# 5 lug or 4 lug?



## ckykm (Apr 22, 2003)

I just bought a 1993 240sx FB (SE?) on ebay, it says its an SE, but im not 100% sure, i checked socal240sx.org for indications, got some but not all. The car has hubcaps with 5 lug holes, but there are only 4 lugs in the cap, and 1 missing, that is on every wheel? Is it still 5 lug or not, and do the SE's automatically have 5 lugs or not? I dont know if it has a sunroof or not, couldnt tell

Thanks


----------



## Kelso (Apr 29, 2003)

240's are 4 lug unless sombody did the 5 lug conversion, in which case it is veryyyyy doubtful that they put hubcaps on so its 4 lug behind the hubcaps your looking at, i assume
its got wal mart hubcaps, no big deal


----------



## haterOFhonda (Apr 12, 2004)

Kelso said:


> 240's are 4 lug unless sombody did the 5 lug conversion, in which case it is veryyyyy doubtful that they put hubcaps on so its 4 lug behind the hubcaps your looking at, i assume
> its got wal mart hubcaps, no big deal


hahahaha hubcaps that say walmart on it??


----------



## nismo240sx (Apr 15, 2004)

i have a 91 240sx SE. it has 4lug unless they changed to a 5lug conver (my guess they didnt). and yes it should have a sunroof.


----------



## Kelso (Apr 29, 2003)

lol i didnt mean wal mar brand hubcaps haha

just some piece of shit hubcaps they bought from wal mart or something is what i mean


----------



## OPIUM (Aug 18, 2002)

________

> _What you are asked to do_: In the forum thread about 240sx lug counts, how many lugs does a 240sx have unless someone has done a conversion?

________

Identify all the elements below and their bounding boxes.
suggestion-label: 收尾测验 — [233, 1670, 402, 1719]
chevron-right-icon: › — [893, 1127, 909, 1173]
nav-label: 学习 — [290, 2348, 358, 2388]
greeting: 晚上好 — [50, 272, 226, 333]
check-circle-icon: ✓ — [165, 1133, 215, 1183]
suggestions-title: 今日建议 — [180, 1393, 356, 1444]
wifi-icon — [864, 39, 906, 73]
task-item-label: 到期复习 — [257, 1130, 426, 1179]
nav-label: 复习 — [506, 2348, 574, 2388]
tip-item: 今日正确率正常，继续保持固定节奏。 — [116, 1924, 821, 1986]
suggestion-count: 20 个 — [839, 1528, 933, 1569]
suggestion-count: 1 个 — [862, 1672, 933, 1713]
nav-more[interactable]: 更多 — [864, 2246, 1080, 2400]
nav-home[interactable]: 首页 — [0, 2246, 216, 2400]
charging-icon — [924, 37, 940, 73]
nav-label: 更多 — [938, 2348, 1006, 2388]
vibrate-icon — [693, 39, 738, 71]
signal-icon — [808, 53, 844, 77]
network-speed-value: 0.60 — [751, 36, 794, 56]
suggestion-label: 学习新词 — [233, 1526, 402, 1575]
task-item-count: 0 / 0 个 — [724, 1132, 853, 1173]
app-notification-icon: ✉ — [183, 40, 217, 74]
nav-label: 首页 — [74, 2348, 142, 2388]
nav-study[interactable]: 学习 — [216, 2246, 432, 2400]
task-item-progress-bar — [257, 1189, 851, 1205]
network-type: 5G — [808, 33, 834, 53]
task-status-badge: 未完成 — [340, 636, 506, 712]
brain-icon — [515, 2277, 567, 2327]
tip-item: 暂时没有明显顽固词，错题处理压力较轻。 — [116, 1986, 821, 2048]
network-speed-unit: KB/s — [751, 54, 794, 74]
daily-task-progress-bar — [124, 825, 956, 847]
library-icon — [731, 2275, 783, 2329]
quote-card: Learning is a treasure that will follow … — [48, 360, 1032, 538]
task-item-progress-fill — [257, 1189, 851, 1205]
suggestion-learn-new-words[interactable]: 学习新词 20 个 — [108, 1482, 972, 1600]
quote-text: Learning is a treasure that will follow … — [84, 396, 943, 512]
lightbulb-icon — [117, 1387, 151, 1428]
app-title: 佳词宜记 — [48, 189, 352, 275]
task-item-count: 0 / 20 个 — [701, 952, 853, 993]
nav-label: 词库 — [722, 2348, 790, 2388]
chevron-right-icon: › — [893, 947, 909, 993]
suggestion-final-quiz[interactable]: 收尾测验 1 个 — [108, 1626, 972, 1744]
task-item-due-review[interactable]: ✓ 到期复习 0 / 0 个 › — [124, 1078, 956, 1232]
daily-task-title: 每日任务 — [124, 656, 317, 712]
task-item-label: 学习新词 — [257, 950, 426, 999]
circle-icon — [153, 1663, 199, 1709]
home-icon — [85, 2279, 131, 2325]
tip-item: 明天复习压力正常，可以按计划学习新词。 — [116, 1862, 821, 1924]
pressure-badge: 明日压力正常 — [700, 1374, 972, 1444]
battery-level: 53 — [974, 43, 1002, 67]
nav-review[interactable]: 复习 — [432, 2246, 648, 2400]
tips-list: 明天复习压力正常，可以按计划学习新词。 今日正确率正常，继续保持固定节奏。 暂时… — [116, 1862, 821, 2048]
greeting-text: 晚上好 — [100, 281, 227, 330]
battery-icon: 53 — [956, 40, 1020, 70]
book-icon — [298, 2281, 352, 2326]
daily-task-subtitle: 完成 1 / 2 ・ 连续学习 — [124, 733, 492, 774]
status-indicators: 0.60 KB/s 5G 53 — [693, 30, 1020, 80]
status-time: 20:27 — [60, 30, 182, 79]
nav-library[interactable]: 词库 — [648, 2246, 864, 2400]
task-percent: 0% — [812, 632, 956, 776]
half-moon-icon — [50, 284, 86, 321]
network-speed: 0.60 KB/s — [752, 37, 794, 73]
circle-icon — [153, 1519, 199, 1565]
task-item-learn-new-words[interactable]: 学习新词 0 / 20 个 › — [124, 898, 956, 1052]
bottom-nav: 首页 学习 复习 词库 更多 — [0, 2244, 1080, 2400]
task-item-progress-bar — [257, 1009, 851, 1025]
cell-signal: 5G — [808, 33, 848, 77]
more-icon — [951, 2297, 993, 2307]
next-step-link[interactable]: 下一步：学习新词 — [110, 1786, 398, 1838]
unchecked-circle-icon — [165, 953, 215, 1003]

________

> _Exercise output_: Four.